◆ SUPPLIED RECORDS:
• • •

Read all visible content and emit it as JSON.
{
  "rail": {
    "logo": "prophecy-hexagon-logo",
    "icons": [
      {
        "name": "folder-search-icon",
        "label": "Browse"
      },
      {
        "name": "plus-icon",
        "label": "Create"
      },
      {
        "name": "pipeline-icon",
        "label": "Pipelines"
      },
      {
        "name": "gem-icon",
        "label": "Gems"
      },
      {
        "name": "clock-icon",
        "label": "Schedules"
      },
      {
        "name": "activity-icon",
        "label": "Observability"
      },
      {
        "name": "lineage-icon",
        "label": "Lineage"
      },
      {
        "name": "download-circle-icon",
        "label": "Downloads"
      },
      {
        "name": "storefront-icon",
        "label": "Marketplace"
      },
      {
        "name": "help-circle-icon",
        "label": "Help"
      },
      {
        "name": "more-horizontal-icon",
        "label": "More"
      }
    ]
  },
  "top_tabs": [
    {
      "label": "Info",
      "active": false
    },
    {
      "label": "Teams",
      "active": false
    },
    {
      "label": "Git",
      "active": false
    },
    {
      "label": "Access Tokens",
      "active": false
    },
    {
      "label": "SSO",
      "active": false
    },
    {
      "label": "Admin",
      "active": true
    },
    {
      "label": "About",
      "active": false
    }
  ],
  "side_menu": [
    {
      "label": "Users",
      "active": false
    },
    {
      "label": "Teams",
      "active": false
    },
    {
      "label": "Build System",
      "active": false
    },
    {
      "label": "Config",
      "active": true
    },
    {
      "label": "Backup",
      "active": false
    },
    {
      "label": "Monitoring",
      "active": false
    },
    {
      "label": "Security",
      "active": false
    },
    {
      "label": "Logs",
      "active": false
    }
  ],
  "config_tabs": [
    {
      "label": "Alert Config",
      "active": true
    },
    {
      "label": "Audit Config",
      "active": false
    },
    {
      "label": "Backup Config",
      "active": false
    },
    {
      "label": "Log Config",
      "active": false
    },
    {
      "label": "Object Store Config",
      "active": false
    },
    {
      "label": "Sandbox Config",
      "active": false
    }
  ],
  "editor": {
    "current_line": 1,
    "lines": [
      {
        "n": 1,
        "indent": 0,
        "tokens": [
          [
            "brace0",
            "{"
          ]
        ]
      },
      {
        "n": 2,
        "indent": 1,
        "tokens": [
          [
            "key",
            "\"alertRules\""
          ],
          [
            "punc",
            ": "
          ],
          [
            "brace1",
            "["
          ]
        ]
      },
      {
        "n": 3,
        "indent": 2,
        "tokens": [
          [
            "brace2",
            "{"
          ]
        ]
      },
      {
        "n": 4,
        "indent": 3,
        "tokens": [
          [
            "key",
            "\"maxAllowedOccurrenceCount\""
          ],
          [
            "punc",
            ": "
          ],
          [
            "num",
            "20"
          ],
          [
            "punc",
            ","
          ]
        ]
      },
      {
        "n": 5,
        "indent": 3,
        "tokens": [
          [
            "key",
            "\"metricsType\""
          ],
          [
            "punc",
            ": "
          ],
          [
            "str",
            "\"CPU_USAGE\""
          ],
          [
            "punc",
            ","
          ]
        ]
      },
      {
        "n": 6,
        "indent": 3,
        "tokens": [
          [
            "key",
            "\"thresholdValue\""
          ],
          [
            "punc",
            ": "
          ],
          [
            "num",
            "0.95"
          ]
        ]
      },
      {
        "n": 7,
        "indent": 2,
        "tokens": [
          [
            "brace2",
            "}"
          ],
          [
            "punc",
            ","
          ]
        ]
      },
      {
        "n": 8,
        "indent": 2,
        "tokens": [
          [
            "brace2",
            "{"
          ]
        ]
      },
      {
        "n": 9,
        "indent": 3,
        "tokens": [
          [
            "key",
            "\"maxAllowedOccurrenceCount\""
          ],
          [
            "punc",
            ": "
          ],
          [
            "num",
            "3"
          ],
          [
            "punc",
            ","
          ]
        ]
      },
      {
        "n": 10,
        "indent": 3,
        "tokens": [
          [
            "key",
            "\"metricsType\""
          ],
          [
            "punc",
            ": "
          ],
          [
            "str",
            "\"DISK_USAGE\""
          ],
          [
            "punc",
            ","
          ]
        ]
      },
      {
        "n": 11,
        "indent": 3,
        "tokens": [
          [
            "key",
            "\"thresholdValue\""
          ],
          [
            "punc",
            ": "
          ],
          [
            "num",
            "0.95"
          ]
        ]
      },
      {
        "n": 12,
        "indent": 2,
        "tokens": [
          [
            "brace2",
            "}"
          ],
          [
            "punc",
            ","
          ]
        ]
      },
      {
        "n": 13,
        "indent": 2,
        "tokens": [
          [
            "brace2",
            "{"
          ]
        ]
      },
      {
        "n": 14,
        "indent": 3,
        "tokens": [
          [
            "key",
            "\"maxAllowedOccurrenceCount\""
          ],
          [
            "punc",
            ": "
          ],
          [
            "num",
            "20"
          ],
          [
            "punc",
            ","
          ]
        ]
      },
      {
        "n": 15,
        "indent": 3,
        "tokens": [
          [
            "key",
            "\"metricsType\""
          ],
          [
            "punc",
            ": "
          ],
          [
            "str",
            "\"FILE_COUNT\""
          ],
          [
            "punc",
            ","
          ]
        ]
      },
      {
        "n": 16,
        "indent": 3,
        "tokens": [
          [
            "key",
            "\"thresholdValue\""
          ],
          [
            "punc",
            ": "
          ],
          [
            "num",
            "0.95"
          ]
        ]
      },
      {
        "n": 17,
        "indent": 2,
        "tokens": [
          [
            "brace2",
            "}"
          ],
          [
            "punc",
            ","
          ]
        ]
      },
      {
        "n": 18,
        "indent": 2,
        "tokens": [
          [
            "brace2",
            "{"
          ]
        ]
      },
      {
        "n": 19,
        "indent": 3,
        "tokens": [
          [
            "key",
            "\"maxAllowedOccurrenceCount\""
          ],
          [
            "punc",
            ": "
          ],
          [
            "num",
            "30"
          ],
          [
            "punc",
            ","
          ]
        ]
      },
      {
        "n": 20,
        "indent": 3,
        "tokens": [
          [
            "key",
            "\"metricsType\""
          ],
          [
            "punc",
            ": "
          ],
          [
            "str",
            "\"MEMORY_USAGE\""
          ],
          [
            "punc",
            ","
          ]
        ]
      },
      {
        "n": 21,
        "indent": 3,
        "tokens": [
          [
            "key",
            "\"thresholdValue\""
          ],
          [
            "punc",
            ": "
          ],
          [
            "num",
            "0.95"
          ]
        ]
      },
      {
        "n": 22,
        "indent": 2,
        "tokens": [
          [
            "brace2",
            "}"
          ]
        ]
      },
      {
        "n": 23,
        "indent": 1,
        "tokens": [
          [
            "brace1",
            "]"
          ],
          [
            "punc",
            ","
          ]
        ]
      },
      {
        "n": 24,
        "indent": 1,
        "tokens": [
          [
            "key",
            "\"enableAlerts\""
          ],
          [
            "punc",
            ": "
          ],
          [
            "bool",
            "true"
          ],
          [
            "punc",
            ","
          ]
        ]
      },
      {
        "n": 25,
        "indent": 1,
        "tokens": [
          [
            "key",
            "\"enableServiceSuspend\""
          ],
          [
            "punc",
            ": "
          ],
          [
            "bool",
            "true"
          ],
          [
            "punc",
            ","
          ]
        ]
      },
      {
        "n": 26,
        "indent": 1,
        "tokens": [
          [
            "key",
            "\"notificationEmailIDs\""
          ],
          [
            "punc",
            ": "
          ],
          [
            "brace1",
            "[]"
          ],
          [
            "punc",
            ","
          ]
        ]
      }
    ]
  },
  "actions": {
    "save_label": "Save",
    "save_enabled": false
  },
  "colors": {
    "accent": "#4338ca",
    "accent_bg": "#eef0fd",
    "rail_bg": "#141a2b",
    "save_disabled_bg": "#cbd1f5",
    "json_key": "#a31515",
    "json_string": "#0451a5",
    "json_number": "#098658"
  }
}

• • •

◆ EXERCISE GOAL:
Go through the records above and set each one down exactly, please.

◆ TASK ANSWER:
Read all visible content and emit it as JSON.
{
  "rail": {
    "logo": "prophecy-hexagon-logo",
    "icons": [
      {
        "name": "folder-search-icon",
        "label": "Browse"
      },
      {
        "name": "plus-icon",
        "label": "Create"
      },
      {
        "name": "pipeline-icon",
        "label": "Pipelines"
      },
      {
        "name": "gem-icon",
        "label": "Gems"
      },
      {
        "name": "clock-icon",
        "label": "Schedules"
      },
      {
        "name": "activity-icon",
        "label": "Observability"
      },
      {
        "name": "lineage-icon",
        "label": "Lineage"
      },
      {
        "name": "download-circle-icon",
        "label": "Downloads"
      },
      {
        "name": "storefront-icon",
        "label": "Marketplace"
      },
      {
        "name": "help-circle-icon",
        "label": "Help"
      },
      {
        "name": "more-horizontal-icon",
        "label": "More"
      }
    ]
  },
  "top_tabs": [
    {
      "label": "Info",
      "active": false
    },
    {
      "label": "Teams",
      "active": false
    },
    {
      "label": "Git",
      "active": false
    },
    {
      "label": "Access Tokens",
      "active": false
    },
    {
      "label": "SSO",
      "active": false
    },
    {
      "label": "Admin",
      "active": true
    },
    {
      "label": "About",
      "active": false
    }
  ],
  "side_menu": [
    {
      "label": "Users",
      "active": false
    },
    {
      "label": "Teams",
      "active": false
    },
    {
      "label": "Build System",
      "active": false
    },
    {
      "label": "Config",
      "active": true
    },
    {
      "label": "Backup",
      "active": false
    },
    {
      "label": "Monitoring",
      "active": false
    },
    {
      "label": "Security",
      "active": false
    },
    {
      "label": "Logs",
      "active": false
    }
  ],
  "config_tabs": [
    {
      "label": "Alert Config",
      "active": true
    },
    {
      "label": "Audit Config",
      "active": false
    },
    {
      "label": "Backup Config",
      "active": false
    },
    {
      "label": "Log Config",
      "active": false
    },
    {
      "label": "Object Store Config",
      "active": false
    },
    {
      "label": "Sandbox Config",
      "active": false
    }
  ],
  "editor": {
    "current_line": 1,
    "lines": [
      {
        "n": 1,
        "indent": 0,
        "tokens": [
          [
            "brace0",
            "{"
          ]
        ]
      },
      {
        "n": 2,
        "indent": 1,
        "tokens": [
          [
            "key",
            "\"alertRules\""
          ],
          [
            "punc",
            ": "
          ],
          [
            "brace1",
            "["
          ]
        ]
      },
      {
        "n": 3,
        "indent": 2,
        "tokens": [
          [
            "brace2",
            "{"
          ]
        ]
      },
      {
        "n": 4,
        "indent": 3,
        "tokens": [
          [
            "key",
            "\"maxAllowedOccurrenceCount\""
          ],
          [
            "punc",
            ": "
          ],
          [
            "num",
            "20"
          ],
          [
            "punc",
            ","
          ]
        ]
      },
      {
        "n": 5,
        "indent": 3,
        "tokens": [
          [
            "key",
            "\"metricsType\""
          ],
          [
            "punc",
            ": "
          ],
          [
            "str",
            "\"CPU_USAGE\""
          ],
          [
            "punc",
            ","
          ]
        ]
      },
      {
        "n": 6,
        "indent": 3,
        "tokens": [
          [
            "key",
            "\"thresholdValue\""
          ],
          [
            "punc",
            ": "
          ],
          [
            "num",
            "0.95"
          ]
        ]
      },
      {
        "n": 7,
        "indent": 2,
        "tokens": [
          [
            "brace2",
            "}"
          ],
          [
            "punc",
            ","
          ]
        ]
      },
      {
        "n": 8,
        "indent": 2,
        "tokens": [
          [
            "brace2",
            "{"
          ]
        ]
      },
      {
        "n": 9,
        "indent": 3,
        "tokens": [
          [
            "key",
            "\"maxAllowedOccurrenceCount\""
          ],
          [
            "punc",
            ": "
          ],
          [
            "num",
            "3"
          ],
          [
            "punc",
            ","
          ]
        ]
      },
      {
        "n": 10,
        "indent": 3,
        "tokens": [
          [
            "key",
            "\"metricsType\""
          ],
          [
            "punc",
            ": "
          ],
          [
            "str",
            "\"DISK_USAGE\""
          ],
          [
            "punc",
            ","
          ]
        ]
      },
      {
        "n": 11,
        "indent": 3,
        "tokens": [
          [
            "key",
            "\"thresholdValue\""
          ],
          [
            "punc",
            ": "
          ],
          [
            "num",
            "0.95"
          ]
        ]
      },
      {
        "n": 12,
        "indent": 2,
        "tokens": [
          [
            "brace2",
            "}"
          ],
          [
            "punc",
            ","
          ]
        ]
      },
      {
        "n": 13,
        "indent": 2,
        "tokens": [
          [
            "brace2",
            "{"
          ]
        ]
      },
      {
        "n": 14,
        "indent": 3,
        "tokens": [
          [
            "key",
            "\"maxAllowedOccurrenceCount\""
          ],
          [
            "punc",
            ": "
          ],
          [
            "num",
            "20"
          ],
          [
            "punc",
            ","
          ]
        ]
      },
      {
        "n": 15,
        "indent": 3,
        "tokens": [
          [
            "key",
            "\"metricsType\""
          ],
          [
            "punc",
            ": "
          ],
          [
            "str",
            "\"FILE_COUNT\""
          ],
          [
            "punc",
            ","
          ]
        ]
      },
      {
        "n": 16,
        "indent": 3,
        "tokens": [
          [
            "key",
            "\"thresholdValue\""
          ],
          [
            "punc",
            ": "
          ],
          [
            "num",
            "0.95"
          ]
        ]
      },
      {
        "n": 17,
        "indent": 2,
        "tokens": [
          [
            "brace2",
            "}"
          ],
          [
            "punc",
            ","
          ]
        ]
      },
      {
        "n": 18,
        "indent": 2,
        "tokens": [
          [
            "brace2",
            "{"
          ]
        ]
      },
      {
        "n": 19,
        "indent": 3,
        "tokens": [
          [
            "key",
            "\"maxAllowedOccurrenceCount\""
          ],
          [
            "punc",
            ": "
          ],
          [
            "num",
            "30"
          ],
          [
            "punc",
            ","
          ]
        ]
      },
      {
        "n": 20,
        "indent": 3,
        "tokens": [
          [
            "key",
            "\"metricsType\""
          ],
          [
            "punc",
            ": "
          ],
          [
            "str",
            "\"MEMORY_USAGE\""
          ],
          [
            "punc",
            ","
          ]
        ]
      },
      {
        "n": 21,
        "indent": 3,
        "tokens": [
          [
            "key",
            "\"thresholdValue\""
          ],
          [
            "punc",
            ": "
          ],
          [
            "num",
            "0.95"
          ]
        ]
      },
      {
        "n": 22,
        "indent": 2,
        "tokens": [
          [
            "brace2",
            "}"
          ]
        ]
      },
      {
        "n": 23,
        "indent": 1,
        "tokens": [
          [
            "brace1",
            "]"
          ],
          [
            "punc",
            ","
          ]
        ]
      },
      {
        "n": 24,
        "indent": 1,
        "tokens": [
          [
            "key",
            "\"enableAlerts\""
          ],
          [
            "punc",
            ": "
          ],
          [
            "bool",
            "true"
          ],
          [
            "punc",
            ","
          ]
        ]
      },
      {
        "n": 25,
        "indent": 1,
        "tokens": [
          [
            "key",
            "\"enableServiceSuspend\""
          ],
          [
            "punc",
            ": "
          ],
          [
            "bool",
            "true"
          ],
          [
            "punc",
            ","
          ]
        ]
      },
      {
        "n": 26,
        "indent": 1,
        "tokens": [
          [
            "key",
            "\"notificationEmailIDs\""
          ],
          [
            "punc",
            ": "
          ],
          [
            "brace1",
            "[]"
          ],
          [
            "punc",
            ","
          ]
        ]
      }
    ]
  },
  "actions": {
    "save_label": "Save",
    "save_enabled": false
  },
  "colors": {
    "accent": "#4338ca",
    "accent_bg": "#eef0fd",
    "rail_bg": "#141a2b",
    "save_disabled_bg": "#cbd1f5",
    "json_key": "#a31515",
    "json_string": "#0451a5",
    "json_number": "#098658"
  }
}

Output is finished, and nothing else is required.